— Task instructions —
Select all lines holding the word "male" from the entries that follow.

— Supplied data —
%%

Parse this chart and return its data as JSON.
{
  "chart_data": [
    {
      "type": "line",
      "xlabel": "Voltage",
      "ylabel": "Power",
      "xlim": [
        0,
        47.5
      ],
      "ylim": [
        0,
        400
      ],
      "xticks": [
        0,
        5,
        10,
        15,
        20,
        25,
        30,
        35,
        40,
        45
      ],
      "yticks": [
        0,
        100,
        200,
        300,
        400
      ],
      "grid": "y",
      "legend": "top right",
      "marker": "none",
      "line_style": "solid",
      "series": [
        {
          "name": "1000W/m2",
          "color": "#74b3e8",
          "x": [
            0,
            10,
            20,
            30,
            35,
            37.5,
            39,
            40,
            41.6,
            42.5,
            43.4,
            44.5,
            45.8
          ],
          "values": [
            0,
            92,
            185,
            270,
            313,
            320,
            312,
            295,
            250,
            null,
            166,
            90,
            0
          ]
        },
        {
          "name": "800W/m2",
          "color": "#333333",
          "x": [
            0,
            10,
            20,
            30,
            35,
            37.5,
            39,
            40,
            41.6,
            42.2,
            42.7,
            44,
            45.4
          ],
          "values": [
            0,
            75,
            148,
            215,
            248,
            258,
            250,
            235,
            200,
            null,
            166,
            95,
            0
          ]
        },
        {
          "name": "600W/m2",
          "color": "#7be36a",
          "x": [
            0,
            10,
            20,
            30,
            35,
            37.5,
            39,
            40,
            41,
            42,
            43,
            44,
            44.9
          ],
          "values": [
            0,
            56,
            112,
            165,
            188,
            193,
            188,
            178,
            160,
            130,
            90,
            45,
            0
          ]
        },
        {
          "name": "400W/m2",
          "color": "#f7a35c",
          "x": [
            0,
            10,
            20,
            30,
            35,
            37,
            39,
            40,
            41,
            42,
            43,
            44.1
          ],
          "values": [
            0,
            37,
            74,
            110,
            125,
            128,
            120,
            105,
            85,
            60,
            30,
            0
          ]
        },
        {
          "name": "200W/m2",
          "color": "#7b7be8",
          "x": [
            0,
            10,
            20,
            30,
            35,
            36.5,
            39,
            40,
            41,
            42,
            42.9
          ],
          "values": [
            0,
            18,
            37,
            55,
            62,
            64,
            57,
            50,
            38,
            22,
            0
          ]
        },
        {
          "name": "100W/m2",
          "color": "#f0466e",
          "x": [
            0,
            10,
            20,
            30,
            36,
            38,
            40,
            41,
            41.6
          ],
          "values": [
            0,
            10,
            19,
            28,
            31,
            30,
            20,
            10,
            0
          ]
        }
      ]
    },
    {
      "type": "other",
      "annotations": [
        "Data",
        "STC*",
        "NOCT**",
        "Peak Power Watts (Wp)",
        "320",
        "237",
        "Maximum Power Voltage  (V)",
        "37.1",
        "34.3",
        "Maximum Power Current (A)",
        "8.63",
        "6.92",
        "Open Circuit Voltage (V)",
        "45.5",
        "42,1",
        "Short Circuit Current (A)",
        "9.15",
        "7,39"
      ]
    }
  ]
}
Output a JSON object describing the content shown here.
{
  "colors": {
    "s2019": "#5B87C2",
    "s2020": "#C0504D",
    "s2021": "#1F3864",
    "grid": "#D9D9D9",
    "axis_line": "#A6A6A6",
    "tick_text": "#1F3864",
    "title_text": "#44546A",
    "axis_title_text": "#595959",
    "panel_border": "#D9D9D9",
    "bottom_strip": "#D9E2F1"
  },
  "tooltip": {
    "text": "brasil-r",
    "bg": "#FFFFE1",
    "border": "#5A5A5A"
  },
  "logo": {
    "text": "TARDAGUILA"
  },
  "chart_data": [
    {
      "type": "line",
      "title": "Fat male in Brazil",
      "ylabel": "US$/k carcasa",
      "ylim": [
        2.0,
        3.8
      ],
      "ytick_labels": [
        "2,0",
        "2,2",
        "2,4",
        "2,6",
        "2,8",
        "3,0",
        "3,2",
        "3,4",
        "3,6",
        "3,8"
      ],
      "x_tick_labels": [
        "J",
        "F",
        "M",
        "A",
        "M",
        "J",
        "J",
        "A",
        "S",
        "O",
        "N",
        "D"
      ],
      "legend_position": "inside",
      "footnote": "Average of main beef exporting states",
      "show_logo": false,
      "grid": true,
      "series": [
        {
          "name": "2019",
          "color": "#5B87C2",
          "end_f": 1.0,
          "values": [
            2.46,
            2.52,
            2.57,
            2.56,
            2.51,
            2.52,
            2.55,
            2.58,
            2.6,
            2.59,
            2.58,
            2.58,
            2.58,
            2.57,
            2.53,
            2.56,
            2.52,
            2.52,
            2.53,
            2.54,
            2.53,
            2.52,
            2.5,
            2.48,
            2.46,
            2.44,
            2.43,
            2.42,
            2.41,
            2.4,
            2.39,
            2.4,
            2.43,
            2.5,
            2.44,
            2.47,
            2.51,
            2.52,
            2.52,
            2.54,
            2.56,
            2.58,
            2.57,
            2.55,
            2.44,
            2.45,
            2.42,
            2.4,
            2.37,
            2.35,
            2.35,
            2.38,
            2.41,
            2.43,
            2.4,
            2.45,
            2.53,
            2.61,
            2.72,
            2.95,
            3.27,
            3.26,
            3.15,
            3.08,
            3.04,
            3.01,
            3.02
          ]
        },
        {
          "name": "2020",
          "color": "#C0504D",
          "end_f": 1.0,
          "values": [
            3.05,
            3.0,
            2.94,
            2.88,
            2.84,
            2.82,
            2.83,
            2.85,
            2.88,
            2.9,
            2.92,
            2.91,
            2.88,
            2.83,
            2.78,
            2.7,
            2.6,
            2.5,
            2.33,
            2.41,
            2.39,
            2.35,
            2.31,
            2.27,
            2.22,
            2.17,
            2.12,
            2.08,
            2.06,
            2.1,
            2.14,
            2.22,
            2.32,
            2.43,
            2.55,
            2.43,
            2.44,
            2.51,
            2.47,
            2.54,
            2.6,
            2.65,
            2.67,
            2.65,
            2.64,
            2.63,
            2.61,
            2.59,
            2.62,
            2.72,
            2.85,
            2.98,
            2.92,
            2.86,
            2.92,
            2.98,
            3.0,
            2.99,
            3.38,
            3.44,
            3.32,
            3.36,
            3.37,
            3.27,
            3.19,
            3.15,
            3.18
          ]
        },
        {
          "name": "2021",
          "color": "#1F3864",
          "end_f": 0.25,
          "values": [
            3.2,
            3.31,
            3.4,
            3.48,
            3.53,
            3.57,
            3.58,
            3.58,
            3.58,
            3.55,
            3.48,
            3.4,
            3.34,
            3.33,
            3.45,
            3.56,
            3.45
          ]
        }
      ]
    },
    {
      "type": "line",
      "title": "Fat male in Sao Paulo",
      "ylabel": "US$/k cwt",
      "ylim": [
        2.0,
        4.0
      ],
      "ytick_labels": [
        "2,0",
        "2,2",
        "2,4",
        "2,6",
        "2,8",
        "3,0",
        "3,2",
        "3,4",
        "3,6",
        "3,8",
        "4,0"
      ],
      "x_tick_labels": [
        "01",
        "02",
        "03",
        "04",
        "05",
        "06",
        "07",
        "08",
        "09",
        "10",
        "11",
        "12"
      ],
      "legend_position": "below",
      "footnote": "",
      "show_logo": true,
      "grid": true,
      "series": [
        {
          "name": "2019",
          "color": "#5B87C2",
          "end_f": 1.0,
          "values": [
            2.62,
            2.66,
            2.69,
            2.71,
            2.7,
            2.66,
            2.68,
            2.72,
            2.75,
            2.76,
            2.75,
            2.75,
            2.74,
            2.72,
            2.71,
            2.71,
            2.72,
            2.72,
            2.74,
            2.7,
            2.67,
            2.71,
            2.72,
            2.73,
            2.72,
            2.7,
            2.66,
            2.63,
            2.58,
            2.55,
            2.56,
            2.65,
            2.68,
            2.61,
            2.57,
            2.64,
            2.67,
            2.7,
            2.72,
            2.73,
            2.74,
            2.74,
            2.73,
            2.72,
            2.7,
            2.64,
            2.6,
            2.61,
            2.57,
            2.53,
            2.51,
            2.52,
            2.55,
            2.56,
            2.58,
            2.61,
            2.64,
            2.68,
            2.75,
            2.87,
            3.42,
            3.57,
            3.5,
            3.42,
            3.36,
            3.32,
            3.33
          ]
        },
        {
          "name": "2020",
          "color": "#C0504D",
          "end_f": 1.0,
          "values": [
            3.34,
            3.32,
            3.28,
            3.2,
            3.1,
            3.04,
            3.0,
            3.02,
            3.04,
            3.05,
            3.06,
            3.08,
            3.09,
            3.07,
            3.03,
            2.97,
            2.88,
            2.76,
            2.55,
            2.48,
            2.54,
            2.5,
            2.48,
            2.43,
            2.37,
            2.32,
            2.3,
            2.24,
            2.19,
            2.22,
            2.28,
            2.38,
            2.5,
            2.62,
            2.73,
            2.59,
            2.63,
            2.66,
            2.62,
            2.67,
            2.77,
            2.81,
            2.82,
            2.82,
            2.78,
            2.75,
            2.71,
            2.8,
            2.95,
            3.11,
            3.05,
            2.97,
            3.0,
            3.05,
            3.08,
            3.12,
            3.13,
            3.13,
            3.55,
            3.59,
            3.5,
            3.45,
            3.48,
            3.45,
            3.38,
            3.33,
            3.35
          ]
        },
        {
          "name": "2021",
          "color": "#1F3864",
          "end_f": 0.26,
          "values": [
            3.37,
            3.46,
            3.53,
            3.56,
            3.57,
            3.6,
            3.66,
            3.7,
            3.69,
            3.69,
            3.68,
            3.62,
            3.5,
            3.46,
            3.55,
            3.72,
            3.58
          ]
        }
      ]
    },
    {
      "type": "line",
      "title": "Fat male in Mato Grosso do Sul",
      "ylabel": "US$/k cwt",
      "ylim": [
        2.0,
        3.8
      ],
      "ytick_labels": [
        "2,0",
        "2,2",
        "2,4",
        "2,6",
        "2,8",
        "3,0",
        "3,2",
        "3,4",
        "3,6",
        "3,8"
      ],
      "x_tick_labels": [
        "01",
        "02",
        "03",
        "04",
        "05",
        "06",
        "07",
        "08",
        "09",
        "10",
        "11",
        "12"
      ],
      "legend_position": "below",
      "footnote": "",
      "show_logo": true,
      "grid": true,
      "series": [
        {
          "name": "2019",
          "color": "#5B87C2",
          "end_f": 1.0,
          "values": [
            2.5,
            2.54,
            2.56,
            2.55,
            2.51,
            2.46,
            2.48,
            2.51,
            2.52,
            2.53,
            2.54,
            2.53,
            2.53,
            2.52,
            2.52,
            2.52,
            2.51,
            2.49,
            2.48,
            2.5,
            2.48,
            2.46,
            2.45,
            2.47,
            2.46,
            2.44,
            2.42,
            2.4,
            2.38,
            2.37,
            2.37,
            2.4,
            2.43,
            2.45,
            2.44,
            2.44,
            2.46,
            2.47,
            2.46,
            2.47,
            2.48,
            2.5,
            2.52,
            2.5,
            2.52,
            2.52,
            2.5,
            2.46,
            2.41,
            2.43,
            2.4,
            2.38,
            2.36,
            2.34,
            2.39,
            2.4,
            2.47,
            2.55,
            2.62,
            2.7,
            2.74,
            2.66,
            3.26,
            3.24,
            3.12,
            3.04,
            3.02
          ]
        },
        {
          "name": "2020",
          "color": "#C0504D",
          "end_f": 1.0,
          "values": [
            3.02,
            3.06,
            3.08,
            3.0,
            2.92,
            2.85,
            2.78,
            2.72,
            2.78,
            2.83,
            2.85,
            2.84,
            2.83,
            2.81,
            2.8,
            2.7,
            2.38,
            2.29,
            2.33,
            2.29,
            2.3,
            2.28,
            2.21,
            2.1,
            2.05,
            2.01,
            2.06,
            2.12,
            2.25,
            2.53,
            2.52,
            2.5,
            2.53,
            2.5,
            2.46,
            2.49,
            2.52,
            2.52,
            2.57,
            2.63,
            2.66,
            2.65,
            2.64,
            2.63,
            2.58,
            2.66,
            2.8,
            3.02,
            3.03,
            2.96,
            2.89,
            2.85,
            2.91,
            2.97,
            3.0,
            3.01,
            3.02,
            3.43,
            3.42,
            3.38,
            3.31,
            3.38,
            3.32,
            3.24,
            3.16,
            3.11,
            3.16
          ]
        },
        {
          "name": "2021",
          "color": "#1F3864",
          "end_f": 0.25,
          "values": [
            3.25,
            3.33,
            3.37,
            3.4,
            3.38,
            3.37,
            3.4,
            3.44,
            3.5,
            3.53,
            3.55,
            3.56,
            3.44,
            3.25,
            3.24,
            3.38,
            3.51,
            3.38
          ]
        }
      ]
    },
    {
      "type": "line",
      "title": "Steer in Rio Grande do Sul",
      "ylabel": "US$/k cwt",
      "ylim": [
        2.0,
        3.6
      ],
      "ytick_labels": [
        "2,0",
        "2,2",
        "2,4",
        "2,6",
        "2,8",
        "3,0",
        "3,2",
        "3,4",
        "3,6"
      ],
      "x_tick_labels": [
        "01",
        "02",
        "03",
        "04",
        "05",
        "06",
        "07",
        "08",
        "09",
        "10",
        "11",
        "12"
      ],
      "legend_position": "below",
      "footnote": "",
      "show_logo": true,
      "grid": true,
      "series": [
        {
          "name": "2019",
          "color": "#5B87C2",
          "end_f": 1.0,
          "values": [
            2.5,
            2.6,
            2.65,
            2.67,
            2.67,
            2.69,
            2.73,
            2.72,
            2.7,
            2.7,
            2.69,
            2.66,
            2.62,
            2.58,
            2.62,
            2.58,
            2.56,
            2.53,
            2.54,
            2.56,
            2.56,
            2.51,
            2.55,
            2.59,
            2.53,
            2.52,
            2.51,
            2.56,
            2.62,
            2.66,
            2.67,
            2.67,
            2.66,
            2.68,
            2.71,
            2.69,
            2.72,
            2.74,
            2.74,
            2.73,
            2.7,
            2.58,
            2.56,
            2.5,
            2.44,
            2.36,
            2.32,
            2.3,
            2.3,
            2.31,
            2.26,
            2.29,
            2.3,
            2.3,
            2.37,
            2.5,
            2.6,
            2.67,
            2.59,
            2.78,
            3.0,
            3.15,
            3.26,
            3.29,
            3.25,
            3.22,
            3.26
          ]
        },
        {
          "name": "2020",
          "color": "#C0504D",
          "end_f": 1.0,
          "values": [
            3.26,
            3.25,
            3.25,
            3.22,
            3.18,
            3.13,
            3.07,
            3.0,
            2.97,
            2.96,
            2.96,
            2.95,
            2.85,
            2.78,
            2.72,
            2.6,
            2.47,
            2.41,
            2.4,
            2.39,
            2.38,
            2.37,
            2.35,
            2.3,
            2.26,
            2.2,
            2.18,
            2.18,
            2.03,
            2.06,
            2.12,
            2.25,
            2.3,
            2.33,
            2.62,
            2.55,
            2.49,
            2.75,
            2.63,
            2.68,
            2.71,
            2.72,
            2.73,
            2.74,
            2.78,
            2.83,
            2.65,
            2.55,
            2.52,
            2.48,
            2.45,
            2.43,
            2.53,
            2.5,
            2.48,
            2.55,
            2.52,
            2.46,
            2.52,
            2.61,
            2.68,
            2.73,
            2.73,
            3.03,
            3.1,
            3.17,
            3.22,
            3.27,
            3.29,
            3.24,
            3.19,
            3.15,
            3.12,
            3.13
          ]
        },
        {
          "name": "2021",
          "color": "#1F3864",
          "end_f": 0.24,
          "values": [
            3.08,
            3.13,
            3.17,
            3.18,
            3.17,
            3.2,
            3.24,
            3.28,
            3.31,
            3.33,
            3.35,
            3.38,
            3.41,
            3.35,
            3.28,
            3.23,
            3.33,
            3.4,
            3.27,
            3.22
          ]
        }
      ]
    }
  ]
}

%%

— Exercise solution —
      "title": "Fat male in Brazil",
      "title": "Fat male in Sao Paulo",
      "title": "Fat male in Mato Grosso do Sul",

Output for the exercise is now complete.